[Stored entries]
==========

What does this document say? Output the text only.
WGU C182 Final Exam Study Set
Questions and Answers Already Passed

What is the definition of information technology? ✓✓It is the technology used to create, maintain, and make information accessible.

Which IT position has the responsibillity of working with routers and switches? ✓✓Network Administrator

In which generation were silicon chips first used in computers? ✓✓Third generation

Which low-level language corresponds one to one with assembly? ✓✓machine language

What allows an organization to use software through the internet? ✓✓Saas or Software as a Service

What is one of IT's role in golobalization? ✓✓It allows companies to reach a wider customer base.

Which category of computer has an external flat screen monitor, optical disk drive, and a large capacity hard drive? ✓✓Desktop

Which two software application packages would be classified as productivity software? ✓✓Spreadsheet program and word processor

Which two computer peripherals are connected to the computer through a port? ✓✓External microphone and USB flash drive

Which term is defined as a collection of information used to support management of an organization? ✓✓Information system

==========

» Problem to work on:
Copy out all of the records shown above exactly.

» Solution to the exercise:
What does this document say? Output the text only.
WGU C182 Final Exam Study Set
Questions and Answers Already Passed

What is the definition of information technology? ✓✓It is the technology used to create, maintain, and make information accessible.

Which IT position has the responsibillity of working with routers and switches? ✓✓Network Administrator

In which generation were silicon chips first used in computers? ✓✓Third generation

Which low-level language corresponds one to one with assembly? ✓✓machine language

What allows an organization to use software through the internet? ✓✓Saas or Software as a Service

What is one of IT's role in golobalization? ✓✓It allows companies to reach a wider customer base.

Which category of computer has an external flat screen monitor, optical disk drive, and a large capacity hard drive? ✓✓Desktop

Which two software application packages would be classified as productivity software? ✓✓Spreadsheet program and word processor

Which two computer peripherals are connected to the computer through a port? ✓✓External microphone and USB flash drive

Which term is defined as a collection of information used to support management of an organization? ✓✓Information system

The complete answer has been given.